**Directions for this task:** Quote the entries in full, character for character, without their images.

**Data for the task:**
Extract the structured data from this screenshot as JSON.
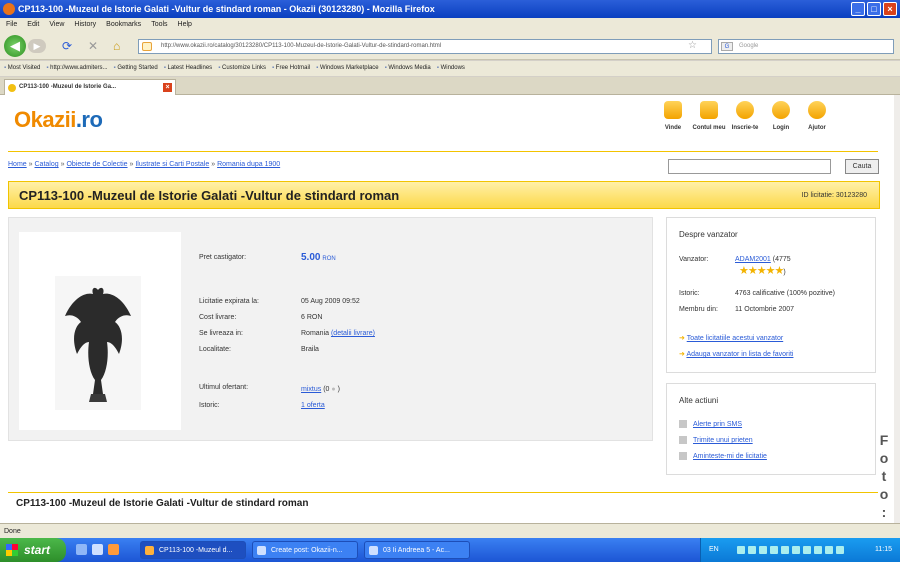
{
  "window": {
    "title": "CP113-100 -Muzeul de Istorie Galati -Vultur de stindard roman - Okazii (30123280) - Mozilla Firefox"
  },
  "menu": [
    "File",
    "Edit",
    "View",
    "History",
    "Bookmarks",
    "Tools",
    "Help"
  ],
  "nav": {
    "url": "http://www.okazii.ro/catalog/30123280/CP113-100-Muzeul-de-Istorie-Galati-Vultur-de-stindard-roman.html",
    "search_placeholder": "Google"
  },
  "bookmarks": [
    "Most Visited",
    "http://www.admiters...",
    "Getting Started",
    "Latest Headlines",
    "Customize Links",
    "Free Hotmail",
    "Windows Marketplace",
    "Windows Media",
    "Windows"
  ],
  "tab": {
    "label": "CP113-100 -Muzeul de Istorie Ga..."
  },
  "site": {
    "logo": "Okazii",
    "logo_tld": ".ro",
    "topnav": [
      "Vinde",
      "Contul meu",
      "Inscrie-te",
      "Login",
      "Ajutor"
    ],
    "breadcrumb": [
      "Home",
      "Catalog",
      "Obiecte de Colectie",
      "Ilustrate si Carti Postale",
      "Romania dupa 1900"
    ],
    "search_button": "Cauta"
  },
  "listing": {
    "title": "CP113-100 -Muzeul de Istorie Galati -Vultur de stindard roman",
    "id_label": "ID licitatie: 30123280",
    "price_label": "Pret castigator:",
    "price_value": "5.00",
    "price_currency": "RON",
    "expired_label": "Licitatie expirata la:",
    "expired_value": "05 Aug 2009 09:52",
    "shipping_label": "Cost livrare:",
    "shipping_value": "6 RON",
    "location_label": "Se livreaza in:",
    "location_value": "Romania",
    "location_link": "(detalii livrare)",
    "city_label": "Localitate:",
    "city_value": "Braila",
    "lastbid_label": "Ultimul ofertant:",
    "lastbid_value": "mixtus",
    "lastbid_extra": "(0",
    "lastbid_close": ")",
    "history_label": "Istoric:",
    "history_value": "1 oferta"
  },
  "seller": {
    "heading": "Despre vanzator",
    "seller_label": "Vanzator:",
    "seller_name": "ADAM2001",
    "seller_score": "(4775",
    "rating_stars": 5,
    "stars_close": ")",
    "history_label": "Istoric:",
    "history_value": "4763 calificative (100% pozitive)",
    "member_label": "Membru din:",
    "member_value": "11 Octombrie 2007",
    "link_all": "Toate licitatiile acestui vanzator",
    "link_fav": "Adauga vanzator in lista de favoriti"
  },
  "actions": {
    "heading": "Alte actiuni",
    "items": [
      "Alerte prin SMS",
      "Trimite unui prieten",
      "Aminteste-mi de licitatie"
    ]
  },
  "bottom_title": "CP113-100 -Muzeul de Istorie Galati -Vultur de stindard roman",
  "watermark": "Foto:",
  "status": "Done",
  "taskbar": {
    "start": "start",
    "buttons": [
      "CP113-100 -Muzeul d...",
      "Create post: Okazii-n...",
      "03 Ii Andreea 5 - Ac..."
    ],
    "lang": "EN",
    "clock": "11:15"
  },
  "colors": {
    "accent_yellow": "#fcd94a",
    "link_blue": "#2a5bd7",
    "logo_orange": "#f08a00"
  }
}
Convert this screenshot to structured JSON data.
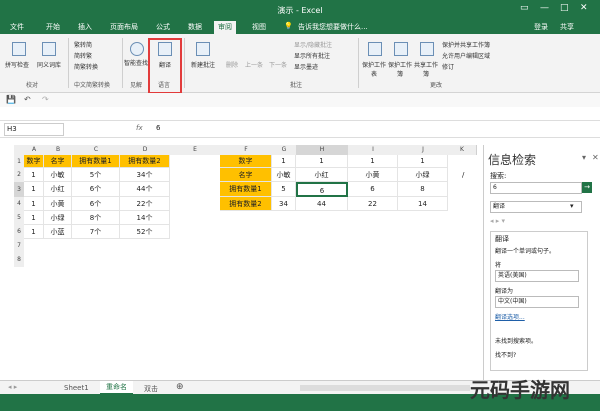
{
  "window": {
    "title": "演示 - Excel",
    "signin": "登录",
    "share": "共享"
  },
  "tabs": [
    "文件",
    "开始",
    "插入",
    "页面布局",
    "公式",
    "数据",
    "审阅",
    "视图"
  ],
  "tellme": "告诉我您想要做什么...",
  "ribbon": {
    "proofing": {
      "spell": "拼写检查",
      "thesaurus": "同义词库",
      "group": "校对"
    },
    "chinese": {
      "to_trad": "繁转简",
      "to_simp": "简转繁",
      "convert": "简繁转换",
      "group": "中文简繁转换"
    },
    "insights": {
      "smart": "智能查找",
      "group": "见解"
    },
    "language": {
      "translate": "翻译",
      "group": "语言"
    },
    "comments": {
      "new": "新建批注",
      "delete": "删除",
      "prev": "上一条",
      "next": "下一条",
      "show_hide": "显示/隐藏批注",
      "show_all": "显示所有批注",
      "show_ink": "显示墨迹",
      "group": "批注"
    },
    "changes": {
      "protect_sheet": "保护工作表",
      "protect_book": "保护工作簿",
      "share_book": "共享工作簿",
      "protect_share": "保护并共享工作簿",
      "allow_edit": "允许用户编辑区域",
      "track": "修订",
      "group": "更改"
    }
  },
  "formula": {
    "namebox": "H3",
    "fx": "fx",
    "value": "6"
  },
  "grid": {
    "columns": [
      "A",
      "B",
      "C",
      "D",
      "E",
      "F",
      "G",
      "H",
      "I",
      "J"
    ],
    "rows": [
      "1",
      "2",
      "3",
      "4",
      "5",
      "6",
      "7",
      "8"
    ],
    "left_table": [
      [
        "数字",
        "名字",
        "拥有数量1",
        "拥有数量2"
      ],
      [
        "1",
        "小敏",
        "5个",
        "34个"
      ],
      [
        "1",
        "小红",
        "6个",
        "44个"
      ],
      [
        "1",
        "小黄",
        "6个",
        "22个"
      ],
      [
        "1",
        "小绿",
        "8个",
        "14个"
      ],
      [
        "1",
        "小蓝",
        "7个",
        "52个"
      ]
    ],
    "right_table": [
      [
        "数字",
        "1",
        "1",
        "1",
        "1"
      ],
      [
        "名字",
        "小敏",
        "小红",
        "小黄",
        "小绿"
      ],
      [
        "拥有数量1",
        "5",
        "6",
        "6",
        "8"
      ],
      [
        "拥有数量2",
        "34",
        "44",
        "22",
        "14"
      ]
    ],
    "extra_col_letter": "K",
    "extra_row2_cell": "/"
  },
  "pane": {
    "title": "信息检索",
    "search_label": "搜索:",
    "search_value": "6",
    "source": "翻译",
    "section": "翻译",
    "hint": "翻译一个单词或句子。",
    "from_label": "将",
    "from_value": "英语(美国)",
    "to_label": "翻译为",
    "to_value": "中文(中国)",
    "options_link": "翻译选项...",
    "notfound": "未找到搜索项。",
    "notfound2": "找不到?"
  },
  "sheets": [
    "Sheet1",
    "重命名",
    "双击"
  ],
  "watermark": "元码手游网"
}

**Output for this task:**
Extract the structured data from this screenshot as JSON.
{
  "window": {
    "title": "CP113-100 -Muzeul de Istorie Galati -Vultur de stindard roman - Okazii (30123280) - Mozilla Firefox"
  },
  "menu": [
    "File",
    "Edit",
    "View",
    "History",
    "Bookmarks",
    "Tools",
    "Help"
  ],
  "nav": {
    "url": "http://www.okazii.ro/catalog/30123280/CP113-100-Muzeul-de-Istorie-Galati-Vultur-de-stindard-roman.html",
    "search_placeholder": "Google"
  },
  "bookmarks": [
    "Most Visited",
    "http://www.admiters...",
    "Getting Started",
    "Latest Headlines",
    "Customize Links",
    "Free Hotmail",
    "Windows Marketplace",
    "Windows Media",
    "Windows"
  ],
  "tab": {
    "label": "CP113-100 -Muzeul de Istorie Ga..."
  },
  "site": {
    "logo": "Okazii",
    "logo_tld": ".ro",
    "topnav": [
      "Vinde",
      "Contul meu",
      "Inscrie-te",
      "Login",
      "Ajutor"
    ],
    "breadcrumb": [
      "Home",
      "Catalog",
      "Obiecte de Colectie",
      "Ilustrate si Carti Postale",
      "Romania dupa 1900"
    ],
    "search_button": "Cauta"
  },
  "listing": {
    "title": "CP113-100 -Muzeul de Istorie Galati -Vultur de stindard roman",
    "id_label": "ID licitatie: 30123280",
    "price_label": "Pret castigator:",
    "price_value": "5.00",
    "price_currency": "RON",
    "expired_label": "Licitatie expirata la:",
    "expired_value": "05 Aug 2009 09:52",
    "shipping_label": "Cost livrare:",
    "shipping_value": "6 RON",
    "location_label": "Se livreaza in:",
    "location_value": "Romania",
    "location_link": "(detalii livrare)",
    "city_label": "Localitate:",
    "city_value": "Braila",
    "lastbid_label": "Ultimul ofertant:",
    "lastbid_value": "mixtus",
    "lastbid_extra": "(0",
    "lastbid_close": ")",
    "history_label": "Istoric:",
    "history_value": "1 oferta"
  },
  "seller": {
    "heading": "Despre vanzator",
    "seller_label": "Vanzator:",
    "seller_name": "ADAM2001",
    "seller_score": "(4775",
    "rating_stars": 5,
    "stars_close": ")",
    "history_label": "Istoric:",
    "history_value": "4763 calificative (100% pozitive)",
    "member_label": "Membru din:",
    "member_value": "11 Octombrie 2007",
    "link_all": "Toate licitatiile acestui vanzator",
    "link_fav": "Adauga vanzator in lista de favoriti"
  },
  "actions": {
    "heading": "Alte actiuni",
    "items": [
      "Alerte prin SMS",
      "Trimite unui prieten",
      "Aminteste-mi de licitatie"
    ]
  },
  "bottom_title": "CP113-100 -Muzeul de Istorie Galati -Vultur de stindard roman",
  "watermark": "Foto:",
  "status": "Done",
  "taskbar": {
    "start": "start",
    "buttons": [
      "CP113-100 -Muzeul d...",
      "Create post: Okazii-n...",
      "03 Ii Andreea 5 - Ac..."
    ],
    "lang": "EN",
    "clock": "11:15"
  },
  "colors": {
    "accent_yellow": "#fcd94a",
    "link_blue": "#2a5bd7",
    "logo_orange": "#f08a00"
  }
}
Convert this screenshot to structured JSON data.
{
  "window": {
    "title": "演示 - Excel",
    "signin": "登录",
    "share": "共享"
  },
  "tabs": [
    "文件",
    "开始",
    "插入",
    "页面布局",
    "公式",
    "数据",
    "审阅",
    "视图"
  ],
  "tellme": "告诉我您想要做什么...",
  "ribbon": {
    "proofing": {
      "spell": "拼写检查",
      "thesaurus": "同义词库",
      "group": "校对"
    },
    "chinese": {
      "to_trad": "繁转简",
      "to_simp": "简转繁",
      "convert": "简繁转换",
      "group": "中文简繁转换"
    },
    "insights": {
      "smart": "智能查找",
      "group": "见解"
    },
    "language": {
      "translate": "翻译",
      "group": "语言"
    },
    "comments": {
      "new": "新建批注",
      "delete": "删除",
      "prev": "上一条",
      "next": "下一条",
      "show_hide": "显示/隐藏批注",
      "show_all": "显示所有批注",
      "show_ink": "显示墨迹",
      "group": "批注"
    },
    "changes": {
      "protect_sheet": "保护工作表",
      "protect_book": "保护工作簿",
      "share_book": "共享工作簿",
      "protect_share": "保护并共享工作簿",
      "allow_edit": "允许用户编辑区域",
      "track": "修订",
      "group": "更改"
    }
  },
  "formula": {
    "namebox": "H3",
    "fx": "fx",
    "value": "6"
  },
  "grid": {
    "columns": [
      "A",
      "B",
      "C",
      "D",
      "E",
      "F",
      "G",
      "H",
      "I",
      "J"
    ],
    "rows": [
      "1",
      "2",
      "3",
      "4",
      "5",
      "6",
      "7",
      "8"
    ],
    "left_table": [
      [
        "数字",
        "名字",
        "拥有数量1",
        "拥有数量2"
      ],
      [
        "1",
        "小敏",
        "5个",
        "34个"
      ],
      [
        "1",
        "小红",
        "6个",
        "44个"
      ],
      [
        "1",
        "小黄",
        "6个",
        "22个"
      ],
      [
        "1",
        "小绿",
        "8个",
        "14个"
      ],
      [
        "1",
        "小蓝",
        "7个",
        "52个"
      ]
    ],
    "right_table": [
      [
        "数字",
        "1",
        "1",
        "1",
        "1"
      ],
      [
        "名字",
        "小敏",
        "小红",
        "小黄",
        "小绿"
      ],
      [
        "拥有数量1",
        "5",
        "6",
        "6",
        "8"
      ],
      [
        "拥有数量2",
        "34",
        "44",
        "22",
        "14"
      ]
    ],
    "extra_col_letter": "K",
    "extra_row2_cell": "/"
  },
  "pane": {
    "title": "信息检索",
    "search_label": "搜索:",
    "search_value": "6",
    "source": "翻译",
    "section": "翻译",
    "hint": "翻译一个单词或句子。",
    "from_label": "将",
    "from_value": "英语(美国)",
    "to_label": "翻译为",
    "to_value": "中文(中国)",
    "options_link": "翻译选项...",
    "notfound": "未找到搜索项。",
    "notfound2": "找不到?"
  },
  "sheets": [
    "Sheet1",
    "重命名",
    "双击"
  ],
  "watermark": "元码手游网"
}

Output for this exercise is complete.